__Exercise brief__:
Transcribe the whole listing below without changing a word, but leave out every image.

__Provided entries__:
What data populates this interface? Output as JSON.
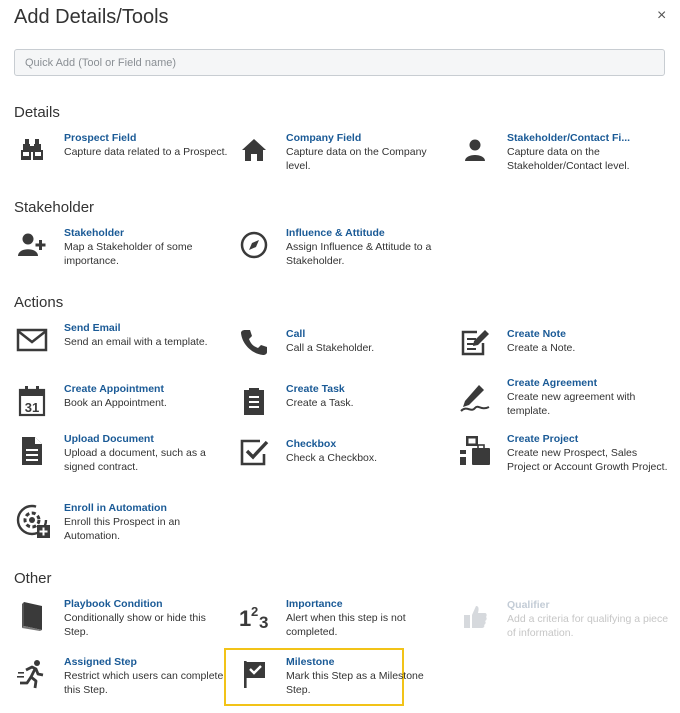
{
  "dialog": {
    "title": "Add Details/Tools",
    "close_glyph": "×"
  },
  "search": {
    "placeholder": "Quick Add (Tool or Field name)"
  },
  "sections": {
    "details": {
      "title": "Details",
      "items": [
        {
          "label": "Prospect Field",
          "desc": "Capture data related to a Prospect.",
          "icon": "binoculars-icon"
        },
        {
          "label": "Company Field",
          "desc": "Capture data on the Company level.",
          "icon": "home-icon"
        },
        {
          "label": "Stakeholder/Contact Fi...",
          "desc": "Capture data on the Stakeholder/Contact level.",
          "icon": "user-icon"
        }
      ]
    },
    "stakeholder": {
      "title": "Stakeholder",
      "items": [
        {
          "label": "Stakeholder",
          "desc": "Map a Stakeholder of some importance.",
          "icon": "add-user-icon"
        },
        {
          "label": "Influence & Attitude",
          "desc": "Assign Influence & Attitude to a Stakeholder.",
          "icon": "compass-icon"
        }
      ]
    },
    "actions": {
      "title": "Actions",
      "items": [
        {
          "label": "Send Email",
          "desc": "Send an email with a template.",
          "icon": "envelope-icon"
        },
        {
          "label": "Call",
          "desc": "Call a Stakeholder.",
          "icon": "phone-icon"
        },
        {
          "label": "Create Note",
          "desc": "Create a Note.",
          "icon": "edit-note-icon"
        },
        {
          "label": "Create Appointment",
          "desc": "Book an Appointment.",
          "icon": "calendar-icon",
          "calendar_day": "31"
        },
        {
          "label": "Create Task",
          "desc": "Create a Task.",
          "icon": "clipboard-icon"
        },
        {
          "label": "Create Agreement",
          "desc": "Create new agreement with template.",
          "icon": "signature-icon"
        },
        {
          "label": "Upload Document",
          "desc": "Upload a document, such as a signed contract.",
          "icon": "document-icon"
        },
        {
          "label": "Checkbox",
          "desc": "Check a Checkbox.",
          "icon": "checkbox-icon"
        },
        {
          "label": "Create Project",
          "desc": "Create new Prospect, Sales Project or Account Growth Project.",
          "icon": "project-icon"
        },
        {
          "label": "Enroll in Automation",
          "desc": "Enroll this Prospect in an Automation.",
          "icon": "automation-icon"
        }
      ]
    },
    "other": {
      "title": "Other",
      "items": [
        {
          "label": "Playbook Condition",
          "desc": "Conditionally show or hide this Step.",
          "icon": "book-icon"
        },
        {
          "label": "Importance",
          "desc": "Alert when this step is not completed.",
          "icon": "importance-icon",
          "icon_text": "123"
        },
        {
          "label": "Qualifier",
          "desc": "Add a criteria for qualifying a piece of information.",
          "icon": "thumbs-up-icon",
          "disabled": true
        },
        {
          "label": "Assigned Step",
          "desc": "Restrict which users can complete this Step.",
          "icon": "running-person-icon"
        },
        {
          "label": "Milestone",
          "desc": "Mark this Step as a Milestone Step.",
          "icon": "flag-icon",
          "highlighted": true
        }
      ]
    }
  },
  "colors": {
    "link": "#1a5a96",
    "icon": "#3a3a3a",
    "highlight_border": "#f2c318",
    "disabled": "#c3ccd6"
  }
}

__Expected output__:
What data populates this interface? Output as JSON.
{
  "dialog": {
    "title": "Add Details/Tools",
    "close_glyph": "×"
  },
  "search": {
    "placeholder": "Quick Add (Tool or Field name)"
  },
  "sections": {
    "details": {
      "title": "Details",
      "items": [
        {
          "label": "Prospect Field",
          "desc": "Capture data related to a Prospect.",
          "icon": "binoculars-icon"
        },
        {
          "label": "Company Field",
          "desc": "Capture data on the Company level.",
          "icon": "home-icon"
        },
        {
          "label": "Stakeholder/Contact Fi...",
          "desc": "Capture data on the Stakeholder/Contact level.",
          "icon": "user-icon"
        }
      ]
    },
    "stakeholder": {
      "title": "Stakeholder",
      "items": [
        {
          "label": "Stakeholder",
          "desc": "Map a Stakeholder of some importance.",
          "icon": "add-user-icon"
        },
        {
          "label": "Influence & Attitude",
          "desc": "Assign Influence & Attitude to a Stakeholder.",
          "icon": "compass-icon"
        }
      ]
    },
    "actions": {
      "title": "Actions",
      "items": [
        {
          "label": "Send Email",
          "desc": "Send an email with a template.",
          "icon": "envelope-icon"
        },
        {
          "label": "Call",
          "desc": "Call a Stakeholder.",
          "icon": "phone-icon"
        },
        {
          "label": "Create Note",
          "desc": "Create a Note.",
          "icon": "edit-note-icon"
        },
        {
          "label": "Create Appointment",
          "desc": "Book an Appointment.",
          "icon": "calendar-icon",
          "calendar_day": "31"
        },
        {
          "label": "Create Task",
          "desc": "Create a Task.",
          "icon": "clipboard-icon"
        },
        {
          "label": "Create Agreement",
          "desc": "Create new agreement with template.",
          "icon": "signature-icon"
        },
        {
          "label": "Upload Document",
          "desc": "Upload a document, such as a signed contract.",
          "icon": "document-icon"
        },
        {
          "label": "Checkbox",
          "desc": "Check a Checkbox.",
          "icon": "checkbox-icon"
        },
        {
          "label": "Create Project",
          "desc": "Create new Prospect, Sales Project or Account Growth Project.",
          "icon": "project-icon"
        },
        {
          "label": "Enroll in Automation",
          "desc": "Enroll this Prospect in an Automation.",
          "icon": "automation-icon"
        }
      ]
    },
    "other": {
      "title": "Other",
      "items": [
        {
          "label": "Playbook Condition",
          "desc": "Conditionally show or hide this Step.",
          "icon": "book-icon"
        },
        {
          "label": "Importance",
          "desc": "Alert when this step is not completed.",
          "icon": "importance-icon",
          "icon_text": "123"
        },
        {
          "label": "Qualifier",
          "desc": "Add a criteria for qualifying a piece of information.",
          "icon": "thumbs-up-icon",
          "disabled": true
        },
        {
          "label": "Assigned Step",
          "desc": "Restrict which users can complete this Step.",
          "icon": "running-person-icon"
        },
        {
          "label": "Milestone",
          "desc": "Mark this Step as a Milestone Step.",
          "icon": "flag-icon",
          "highlighted": true
        }
      ]
    }
  },
  "colors": {
    "link": "#1a5a96",
    "icon": "#3a3a3a",
    "highlight_border": "#f2c318",
    "disabled": "#c3ccd6"
  }
}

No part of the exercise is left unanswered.